> _Aufgaben_:
- a) Mit wie viel Prozent wurden die Grünen laut dem Interview unten bei den Landtagswahlen in Baden-Württemberg stärkste Kraft?
- b) Fasse im Interview unten den Absatz, der mit „Berlin Der Wahlkampf hat ihn Kraft gekostet“ beginnt, kürzer zusammen und behalte dabei seine wichtigsten Fakten.

> _Textauszug_:
Der Grünen-Chef Cem Özdemir spricht im Interview über das Leben, Wahlen und die Drogenpolitik seiner Partei. Aber eins bleibt offen.

Berlin Der Wahlkampf hat ihn Kraft gekostet, Cem Özdemir kommt erkältet zum Redaktionsbesuch. Den Erfolg in Baden-Württemberg, wo die Grünen bei den Landtagswahlen mit 30,3 Prozent stärkste Kraft wurden, kommentiert der Parteivorsitzende nüchtern: „Als Schwabe warne ich vor Großspurigkeit.“

Herr Özdemir, sind Sie jetzt Vorsitzender einer Volkspartei?

Cem Özdemir: Na ja, als Bundesvorsitzender der Grünen weiß ich natürlich, dass die Bandbreite unserer Wahlergebnisse recht groß ist. Aber die Freude hält an, dass wir in Baden-Württemberg mit Winfried Kretschmann stärkste Kraft geworden sind. Wenn mir das jemand vor zehn Jahren gesagt hätte, dann hätte ich ihn für verrückt erklärt.

Was können die Grünen von Kretschmann lernen?

> _Datenauszug_:
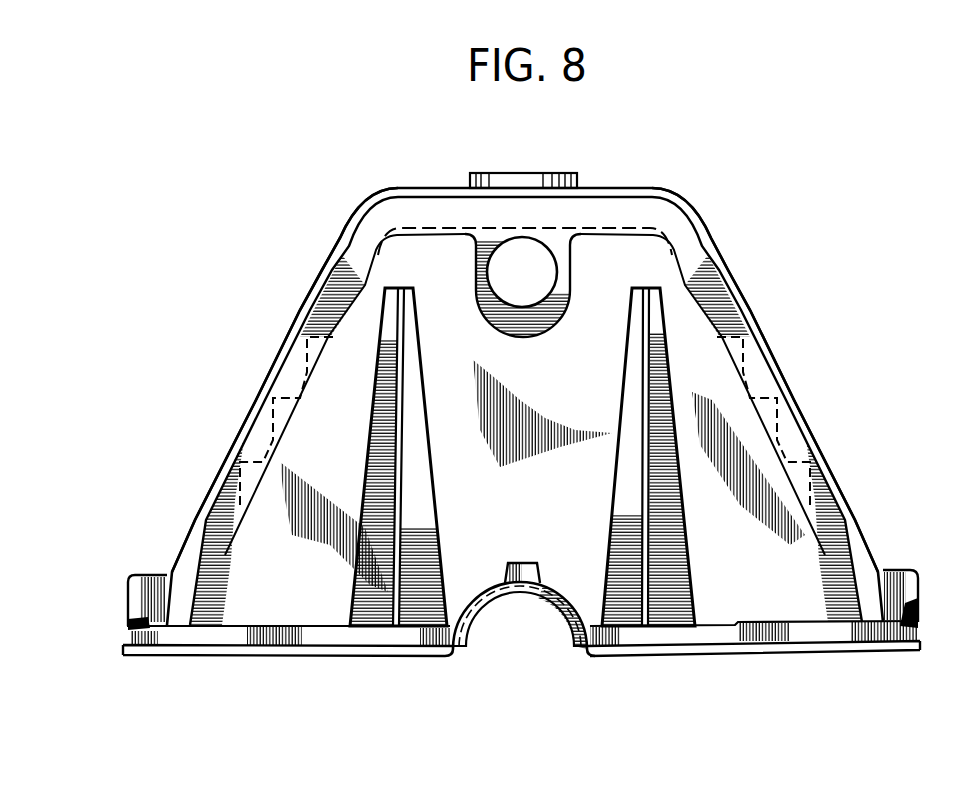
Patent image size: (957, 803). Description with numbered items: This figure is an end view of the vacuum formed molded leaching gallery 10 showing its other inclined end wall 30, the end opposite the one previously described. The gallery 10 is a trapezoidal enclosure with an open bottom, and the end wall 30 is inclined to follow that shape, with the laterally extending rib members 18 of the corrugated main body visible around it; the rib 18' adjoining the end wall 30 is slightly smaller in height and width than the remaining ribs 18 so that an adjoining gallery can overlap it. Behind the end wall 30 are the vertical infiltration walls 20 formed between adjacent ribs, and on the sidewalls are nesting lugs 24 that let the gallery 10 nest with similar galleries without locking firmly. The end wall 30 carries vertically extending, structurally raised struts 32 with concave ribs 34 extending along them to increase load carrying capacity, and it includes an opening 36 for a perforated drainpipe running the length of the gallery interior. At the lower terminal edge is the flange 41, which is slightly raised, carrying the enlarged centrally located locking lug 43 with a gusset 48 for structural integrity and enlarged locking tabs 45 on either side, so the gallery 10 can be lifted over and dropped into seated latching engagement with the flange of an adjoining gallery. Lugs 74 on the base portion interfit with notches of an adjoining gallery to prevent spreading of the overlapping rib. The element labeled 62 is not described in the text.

The leaching gallery 10 is at (334, 224).
The rib member 18 is at (765, 359).
The rib 18' is at (285, 363).
The top boss 62 is at (522, 173).
The opening 36 is at (519, 237).
The infiltration wall 20 is at (283, 366).
The strut 32 is at (420, 522).
The concave rib 34 is at (402, 375).
The end wall 30 is at (755, 585).
The gusset 48 is at (519, 562).
The locking lug 43 is at (450, 640).
The locking tab 45 is at (240, 634).
The flange 41 is at (636, 640).
The nesting lug 24 is at (156, 574).
The lug 74 is at (135, 622).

> _Lösungen_:
- a) Mit 30,3 Prozent.

- b) Vom Wahlkampf geschwächt, kommt Cem Özdemir erkältet zum Redaktionsbesuch. Den Erfolg der Grünen in Baden-Württemberg kommentiert er nüchtern. Dort wurden sie mit 30,3 Prozent stärkste Kraft. Als Schwabe warnt er vor Großspurigkeit.